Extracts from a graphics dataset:

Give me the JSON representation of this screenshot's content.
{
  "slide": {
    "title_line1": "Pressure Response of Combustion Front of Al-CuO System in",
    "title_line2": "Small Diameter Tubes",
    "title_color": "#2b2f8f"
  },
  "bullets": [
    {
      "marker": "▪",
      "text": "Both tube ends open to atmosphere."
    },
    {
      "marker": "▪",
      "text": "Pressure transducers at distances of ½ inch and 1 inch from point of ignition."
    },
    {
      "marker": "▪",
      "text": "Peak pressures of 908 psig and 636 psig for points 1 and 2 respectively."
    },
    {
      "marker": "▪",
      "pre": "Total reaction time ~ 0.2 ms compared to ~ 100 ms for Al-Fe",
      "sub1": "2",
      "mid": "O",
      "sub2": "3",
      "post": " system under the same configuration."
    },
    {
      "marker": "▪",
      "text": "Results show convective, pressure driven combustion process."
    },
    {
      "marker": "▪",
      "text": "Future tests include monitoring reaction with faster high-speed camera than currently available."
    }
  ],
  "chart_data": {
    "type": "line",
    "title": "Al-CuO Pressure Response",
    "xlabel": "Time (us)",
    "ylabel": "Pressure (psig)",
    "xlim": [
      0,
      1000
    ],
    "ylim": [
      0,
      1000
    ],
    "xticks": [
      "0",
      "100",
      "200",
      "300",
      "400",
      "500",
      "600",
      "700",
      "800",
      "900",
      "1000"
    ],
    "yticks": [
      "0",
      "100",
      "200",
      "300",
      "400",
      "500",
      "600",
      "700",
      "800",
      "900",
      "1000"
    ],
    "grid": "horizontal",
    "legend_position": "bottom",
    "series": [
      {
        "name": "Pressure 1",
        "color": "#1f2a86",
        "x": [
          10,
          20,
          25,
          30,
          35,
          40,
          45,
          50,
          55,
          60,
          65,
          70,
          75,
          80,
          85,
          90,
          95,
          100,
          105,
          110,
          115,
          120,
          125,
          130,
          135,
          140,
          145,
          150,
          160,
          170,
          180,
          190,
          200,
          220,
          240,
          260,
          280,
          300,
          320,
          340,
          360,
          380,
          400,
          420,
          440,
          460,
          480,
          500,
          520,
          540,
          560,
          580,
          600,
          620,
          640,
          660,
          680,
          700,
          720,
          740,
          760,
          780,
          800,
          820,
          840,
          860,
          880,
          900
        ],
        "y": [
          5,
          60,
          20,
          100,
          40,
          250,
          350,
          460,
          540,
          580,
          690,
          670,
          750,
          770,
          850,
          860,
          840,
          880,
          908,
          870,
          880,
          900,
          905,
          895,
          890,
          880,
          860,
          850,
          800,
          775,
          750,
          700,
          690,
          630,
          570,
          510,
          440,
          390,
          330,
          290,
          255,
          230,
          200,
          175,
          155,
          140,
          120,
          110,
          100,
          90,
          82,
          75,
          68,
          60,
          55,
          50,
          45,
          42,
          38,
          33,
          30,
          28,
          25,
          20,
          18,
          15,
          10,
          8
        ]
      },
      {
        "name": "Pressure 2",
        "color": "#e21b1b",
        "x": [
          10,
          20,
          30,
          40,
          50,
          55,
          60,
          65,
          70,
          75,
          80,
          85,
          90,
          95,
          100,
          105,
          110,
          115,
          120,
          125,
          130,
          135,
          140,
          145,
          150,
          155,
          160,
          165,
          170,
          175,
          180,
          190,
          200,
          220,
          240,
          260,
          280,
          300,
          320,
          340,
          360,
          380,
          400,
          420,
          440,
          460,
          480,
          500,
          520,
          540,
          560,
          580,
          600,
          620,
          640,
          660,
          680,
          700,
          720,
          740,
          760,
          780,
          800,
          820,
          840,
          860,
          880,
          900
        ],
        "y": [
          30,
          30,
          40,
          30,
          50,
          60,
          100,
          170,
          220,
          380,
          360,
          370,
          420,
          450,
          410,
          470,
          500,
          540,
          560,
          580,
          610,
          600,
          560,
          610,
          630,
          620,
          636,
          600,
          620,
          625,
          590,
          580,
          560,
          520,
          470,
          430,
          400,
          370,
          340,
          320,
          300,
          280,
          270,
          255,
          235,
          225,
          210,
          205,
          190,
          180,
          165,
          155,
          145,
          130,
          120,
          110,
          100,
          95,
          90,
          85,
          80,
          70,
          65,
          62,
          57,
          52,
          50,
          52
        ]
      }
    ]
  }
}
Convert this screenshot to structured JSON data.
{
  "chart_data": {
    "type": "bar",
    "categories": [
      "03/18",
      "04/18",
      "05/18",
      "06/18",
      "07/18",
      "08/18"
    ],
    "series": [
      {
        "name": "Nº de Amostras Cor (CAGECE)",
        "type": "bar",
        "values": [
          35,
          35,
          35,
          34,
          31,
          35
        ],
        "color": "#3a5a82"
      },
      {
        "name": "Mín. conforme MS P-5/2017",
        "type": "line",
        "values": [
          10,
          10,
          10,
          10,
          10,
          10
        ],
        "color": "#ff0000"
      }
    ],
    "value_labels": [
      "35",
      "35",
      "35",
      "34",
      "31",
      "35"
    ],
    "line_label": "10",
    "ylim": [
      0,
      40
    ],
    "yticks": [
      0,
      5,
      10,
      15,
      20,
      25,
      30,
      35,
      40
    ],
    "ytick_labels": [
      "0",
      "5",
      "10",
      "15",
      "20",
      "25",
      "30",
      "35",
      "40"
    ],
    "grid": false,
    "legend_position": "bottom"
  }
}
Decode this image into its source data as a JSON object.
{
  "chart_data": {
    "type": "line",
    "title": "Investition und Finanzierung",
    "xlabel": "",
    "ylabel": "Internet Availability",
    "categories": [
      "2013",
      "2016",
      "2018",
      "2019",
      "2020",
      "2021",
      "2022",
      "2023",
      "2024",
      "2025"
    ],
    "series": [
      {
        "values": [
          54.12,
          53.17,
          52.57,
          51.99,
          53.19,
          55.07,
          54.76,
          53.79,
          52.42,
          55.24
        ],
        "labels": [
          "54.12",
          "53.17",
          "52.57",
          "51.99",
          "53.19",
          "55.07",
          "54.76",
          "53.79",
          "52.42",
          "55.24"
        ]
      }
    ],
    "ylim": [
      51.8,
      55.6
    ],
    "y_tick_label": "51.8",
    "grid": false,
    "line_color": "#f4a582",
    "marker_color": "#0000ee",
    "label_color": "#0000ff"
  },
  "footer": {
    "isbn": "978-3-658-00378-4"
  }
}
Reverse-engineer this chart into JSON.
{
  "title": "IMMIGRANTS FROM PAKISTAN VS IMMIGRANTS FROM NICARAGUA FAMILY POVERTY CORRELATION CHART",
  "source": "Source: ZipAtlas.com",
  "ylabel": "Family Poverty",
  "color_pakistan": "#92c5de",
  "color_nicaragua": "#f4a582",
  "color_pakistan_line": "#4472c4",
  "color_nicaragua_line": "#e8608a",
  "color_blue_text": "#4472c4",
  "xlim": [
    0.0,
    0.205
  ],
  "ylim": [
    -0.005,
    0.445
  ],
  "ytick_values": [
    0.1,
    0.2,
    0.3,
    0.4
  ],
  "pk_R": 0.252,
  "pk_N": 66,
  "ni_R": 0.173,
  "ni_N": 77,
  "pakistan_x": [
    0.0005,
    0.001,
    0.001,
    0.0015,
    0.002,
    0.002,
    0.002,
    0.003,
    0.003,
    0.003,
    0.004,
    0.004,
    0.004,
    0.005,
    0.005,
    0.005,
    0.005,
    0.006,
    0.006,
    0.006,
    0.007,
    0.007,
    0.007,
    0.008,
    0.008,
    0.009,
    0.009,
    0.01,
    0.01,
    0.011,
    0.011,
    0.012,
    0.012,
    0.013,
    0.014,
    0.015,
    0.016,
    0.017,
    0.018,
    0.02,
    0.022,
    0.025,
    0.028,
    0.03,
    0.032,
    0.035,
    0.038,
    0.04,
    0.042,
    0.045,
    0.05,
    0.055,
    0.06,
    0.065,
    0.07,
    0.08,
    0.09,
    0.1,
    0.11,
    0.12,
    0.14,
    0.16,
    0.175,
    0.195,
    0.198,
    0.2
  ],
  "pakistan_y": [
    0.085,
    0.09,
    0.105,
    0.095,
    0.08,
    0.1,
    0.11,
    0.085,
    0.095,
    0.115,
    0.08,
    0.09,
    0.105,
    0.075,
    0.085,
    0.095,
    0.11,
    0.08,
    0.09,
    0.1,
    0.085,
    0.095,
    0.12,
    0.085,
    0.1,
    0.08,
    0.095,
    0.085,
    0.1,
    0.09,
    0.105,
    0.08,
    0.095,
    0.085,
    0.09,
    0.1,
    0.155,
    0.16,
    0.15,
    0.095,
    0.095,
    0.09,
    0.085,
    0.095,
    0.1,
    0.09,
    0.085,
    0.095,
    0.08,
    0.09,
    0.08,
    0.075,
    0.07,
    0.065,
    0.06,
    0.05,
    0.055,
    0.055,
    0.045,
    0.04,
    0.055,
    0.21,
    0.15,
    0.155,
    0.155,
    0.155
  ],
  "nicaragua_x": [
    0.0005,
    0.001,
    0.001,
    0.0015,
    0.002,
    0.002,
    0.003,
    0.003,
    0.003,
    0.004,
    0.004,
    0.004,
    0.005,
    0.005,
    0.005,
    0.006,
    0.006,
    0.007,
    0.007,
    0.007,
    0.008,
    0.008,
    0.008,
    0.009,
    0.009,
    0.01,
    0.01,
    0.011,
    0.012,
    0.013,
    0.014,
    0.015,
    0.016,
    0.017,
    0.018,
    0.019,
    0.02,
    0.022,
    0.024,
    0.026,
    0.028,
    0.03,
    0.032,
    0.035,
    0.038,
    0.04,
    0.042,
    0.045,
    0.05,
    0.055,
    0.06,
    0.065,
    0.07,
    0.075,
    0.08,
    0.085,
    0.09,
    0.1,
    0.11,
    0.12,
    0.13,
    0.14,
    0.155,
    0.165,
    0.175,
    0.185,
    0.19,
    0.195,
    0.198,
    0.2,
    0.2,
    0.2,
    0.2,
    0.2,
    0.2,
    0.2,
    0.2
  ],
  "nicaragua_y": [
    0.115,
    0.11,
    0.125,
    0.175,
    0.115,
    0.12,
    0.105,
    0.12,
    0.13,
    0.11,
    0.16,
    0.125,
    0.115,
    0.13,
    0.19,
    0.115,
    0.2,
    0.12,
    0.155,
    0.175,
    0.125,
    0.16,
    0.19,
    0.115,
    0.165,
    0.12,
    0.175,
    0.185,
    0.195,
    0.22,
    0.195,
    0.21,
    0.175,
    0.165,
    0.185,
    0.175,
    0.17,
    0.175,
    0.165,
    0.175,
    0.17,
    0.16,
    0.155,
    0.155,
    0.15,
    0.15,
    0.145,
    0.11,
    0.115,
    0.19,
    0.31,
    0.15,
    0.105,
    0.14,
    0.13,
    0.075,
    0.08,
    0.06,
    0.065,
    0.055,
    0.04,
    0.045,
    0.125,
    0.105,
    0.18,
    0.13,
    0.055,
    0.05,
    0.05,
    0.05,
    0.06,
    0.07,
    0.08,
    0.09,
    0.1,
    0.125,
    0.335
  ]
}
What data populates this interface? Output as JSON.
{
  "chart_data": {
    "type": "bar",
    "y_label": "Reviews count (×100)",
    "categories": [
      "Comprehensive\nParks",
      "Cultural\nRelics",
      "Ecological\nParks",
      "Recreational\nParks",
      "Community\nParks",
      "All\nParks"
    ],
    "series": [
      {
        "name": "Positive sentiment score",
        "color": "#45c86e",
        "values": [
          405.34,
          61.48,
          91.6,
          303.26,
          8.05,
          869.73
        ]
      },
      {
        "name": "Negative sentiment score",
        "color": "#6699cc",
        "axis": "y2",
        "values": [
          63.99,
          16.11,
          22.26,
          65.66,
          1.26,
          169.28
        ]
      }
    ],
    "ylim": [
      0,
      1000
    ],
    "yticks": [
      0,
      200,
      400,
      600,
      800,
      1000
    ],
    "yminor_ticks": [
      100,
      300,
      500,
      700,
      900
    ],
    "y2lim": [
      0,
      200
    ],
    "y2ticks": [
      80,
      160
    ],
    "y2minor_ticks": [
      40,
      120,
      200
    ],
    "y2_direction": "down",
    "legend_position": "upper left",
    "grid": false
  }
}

What you need to do | From the listing, copy every line where the string "name" appears.

Written response |
        "name": "Pressure 1",
        "name": "Pressure 2",
        "name": "Nº de Amostras Cor (CAGECE)",
        "name": "Mín. conforme MS P-5/2017",
        "name": "Positive sentiment score",
        "name": "Negative sentiment score",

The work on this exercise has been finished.